■ **Prompt**:
A line counts if it contains the word "北京国际贸易有限公司" at least once. State how many such lines the records contain, giving the number alone.

■ **Records**:

-- Begin --

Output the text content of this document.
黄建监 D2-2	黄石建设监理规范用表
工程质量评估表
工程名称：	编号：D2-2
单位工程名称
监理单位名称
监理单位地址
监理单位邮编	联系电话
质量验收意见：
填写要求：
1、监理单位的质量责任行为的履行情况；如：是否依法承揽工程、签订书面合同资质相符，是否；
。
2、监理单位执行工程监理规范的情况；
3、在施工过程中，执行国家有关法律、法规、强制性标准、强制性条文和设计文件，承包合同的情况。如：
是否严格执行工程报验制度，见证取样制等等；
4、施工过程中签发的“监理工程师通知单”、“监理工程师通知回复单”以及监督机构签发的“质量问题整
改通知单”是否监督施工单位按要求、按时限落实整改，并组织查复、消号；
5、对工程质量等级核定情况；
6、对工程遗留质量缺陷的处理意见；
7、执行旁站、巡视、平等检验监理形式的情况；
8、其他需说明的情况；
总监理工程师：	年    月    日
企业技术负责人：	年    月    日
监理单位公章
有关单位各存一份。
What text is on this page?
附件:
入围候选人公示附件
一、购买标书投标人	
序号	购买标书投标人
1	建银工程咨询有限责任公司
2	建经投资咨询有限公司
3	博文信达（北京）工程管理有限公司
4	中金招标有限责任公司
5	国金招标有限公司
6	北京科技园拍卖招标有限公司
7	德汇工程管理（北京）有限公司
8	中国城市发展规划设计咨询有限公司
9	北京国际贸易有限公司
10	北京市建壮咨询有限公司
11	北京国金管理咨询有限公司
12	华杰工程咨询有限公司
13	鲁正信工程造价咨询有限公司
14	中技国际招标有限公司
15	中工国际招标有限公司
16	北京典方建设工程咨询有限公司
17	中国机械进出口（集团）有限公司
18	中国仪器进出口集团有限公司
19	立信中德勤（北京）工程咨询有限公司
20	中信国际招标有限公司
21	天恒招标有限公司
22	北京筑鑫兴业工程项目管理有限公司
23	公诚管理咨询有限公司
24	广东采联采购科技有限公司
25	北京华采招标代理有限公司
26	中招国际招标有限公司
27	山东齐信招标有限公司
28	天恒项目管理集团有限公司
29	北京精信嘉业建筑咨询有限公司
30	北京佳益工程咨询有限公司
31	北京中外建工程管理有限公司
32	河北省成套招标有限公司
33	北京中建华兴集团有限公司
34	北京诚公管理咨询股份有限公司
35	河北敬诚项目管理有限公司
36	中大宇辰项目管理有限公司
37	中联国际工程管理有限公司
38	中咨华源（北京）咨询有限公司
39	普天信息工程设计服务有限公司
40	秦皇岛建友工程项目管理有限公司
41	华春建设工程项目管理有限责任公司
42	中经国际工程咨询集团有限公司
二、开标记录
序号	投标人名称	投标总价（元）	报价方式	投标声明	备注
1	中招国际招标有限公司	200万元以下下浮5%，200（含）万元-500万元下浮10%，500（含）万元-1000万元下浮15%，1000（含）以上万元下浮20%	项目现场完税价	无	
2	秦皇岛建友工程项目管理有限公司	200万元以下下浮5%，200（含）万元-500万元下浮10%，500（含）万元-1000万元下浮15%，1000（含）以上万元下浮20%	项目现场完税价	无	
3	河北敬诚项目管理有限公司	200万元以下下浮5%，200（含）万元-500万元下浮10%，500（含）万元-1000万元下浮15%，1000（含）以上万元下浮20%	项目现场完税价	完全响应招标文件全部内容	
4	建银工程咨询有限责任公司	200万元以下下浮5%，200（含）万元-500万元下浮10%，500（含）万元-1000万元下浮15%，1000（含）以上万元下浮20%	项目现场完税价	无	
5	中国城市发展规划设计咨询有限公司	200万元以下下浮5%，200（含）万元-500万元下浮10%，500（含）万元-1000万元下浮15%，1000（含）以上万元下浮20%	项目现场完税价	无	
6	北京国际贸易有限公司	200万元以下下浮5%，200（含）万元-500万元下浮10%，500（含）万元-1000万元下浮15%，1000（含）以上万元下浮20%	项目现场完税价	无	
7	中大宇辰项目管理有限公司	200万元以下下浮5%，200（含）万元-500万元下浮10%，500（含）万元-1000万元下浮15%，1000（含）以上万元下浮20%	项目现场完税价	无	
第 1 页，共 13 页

-- End --

■ **Response**:
2